* **Work instructions**
Set down every entry again word for word, please, but skip the pictures.

::::

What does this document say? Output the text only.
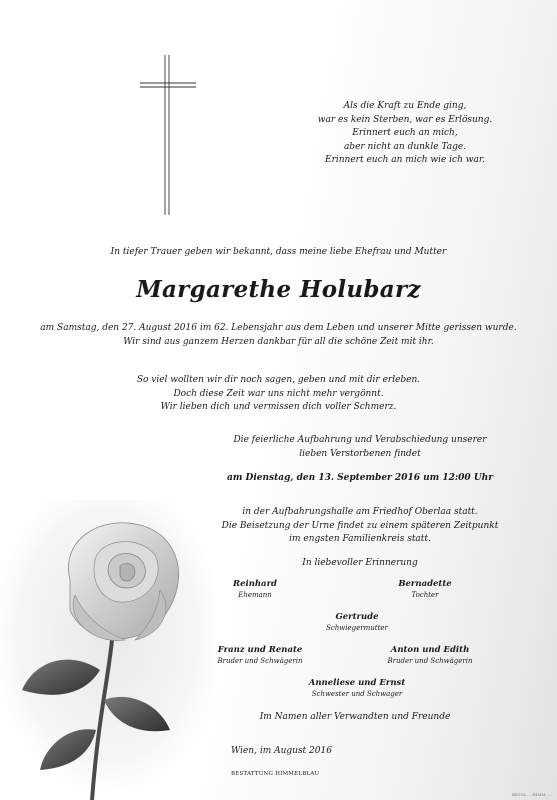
Als die Kraft zu Ende ging,
war es kein Sterben, war es Erlösung.
Erinnert euch an mich,
aber nicht an dunkle Tage.
Erinnert euch an mich wie ich war.
In tiefer Trauer geben wir bekannt, dass meine liebe Ehefrau und Mutter
Margarethe Holubarz
am Samstag, den 27. August 2016 im 62. Lebensjahr aus dem Leben und unserer Mitte gerissen wurde.
Wir sind aus ganzem Herzen dankbar für all die schöne Zeit mit ihr.
So viel wollten wir dir noch sagen, geben und mit dir erleben.
Doch diese Zeit war uns nicht mehr vergönnt.
Wir lieben dich und vermissen dich voller Schmerz.
Die feierliche Aufbahrung und Verabschiedung unserer
lieben Verstorbenen findet
am Dienstag, den 13. September 2016 um 12:00 Uhr
in der Aufbahrungshalle am Friedhof Oberlaa statt.
Die Beisetzung der Urne findet zu einem späteren Zeitpunkt
im engsten Familienkreis statt.
In liebevoller Erinnerung
Reinhard
Ehemann
Bernadette
Tochter
Gertrude
Schwiegermutter
Franz und Renate
Bruder und Schwägerin
Anton und Edith
Bruder und Schwägerin
Anneliese und Ernst
Schwester und Schwager
Im Namen aller Verwandten und Freunde
Wien, im August 2016
BESTATTUNG HIMMELBLAU
BESTA ... HIMM ...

::::

* **Full output**
What does this document say? Output the text only.
Als die Kraft zu Ende ging,
war es kein Sterben, war es Erlösung.
Erinnert euch an mich,
aber nicht an dunkle Tage.
Erinnert euch an mich wie ich war.
In tiefer Trauer geben wir bekannt, dass meine liebe Ehefrau und Mutter
Margarethe Holubarz
am Samstag, den 27. August 2016 im 62. Lebensjahr aus dem Leben und unserer Mitte gerissen wurde.
Wir sind aus ganzem Herzen dankbar für all die schöne Zeit mit ihr.
So viel wollten wir dir noch sagen, geben und mit dir erleben.
Doch diese Zeit war uns nicht mehr vergönnt.
Wir lieben dich und vermissen dich voller Schmerz.
Die feierliche Aufbahrung und Verabschiedung unserer
lieben Verstorbenen findet
am Dienstag, den 13. September 2016 um 12:00 Uhr
in der Aufbahrungshalle am Friedhof Oberlaa statt.
Die Beisetzung der Urne findet zu einem späteren Zeitpunkt
im engsten Familienkreis statt.
In liebevoller Erinnerung
Reinhard
Ehemann
Bernadette
Tochter
Gertrude
Schwiegermutter
Franz und Renate
Bruder und Schwägerin
Anton und Edith
Bruder und Schwägerin
Anneliese und Ernst
Schwester und Schwager
Im Namen aller Verwandten und Freunde
Wien, im August 2016
BESTATTUNG HIMMELBLAU
BESTA ... HIMM ...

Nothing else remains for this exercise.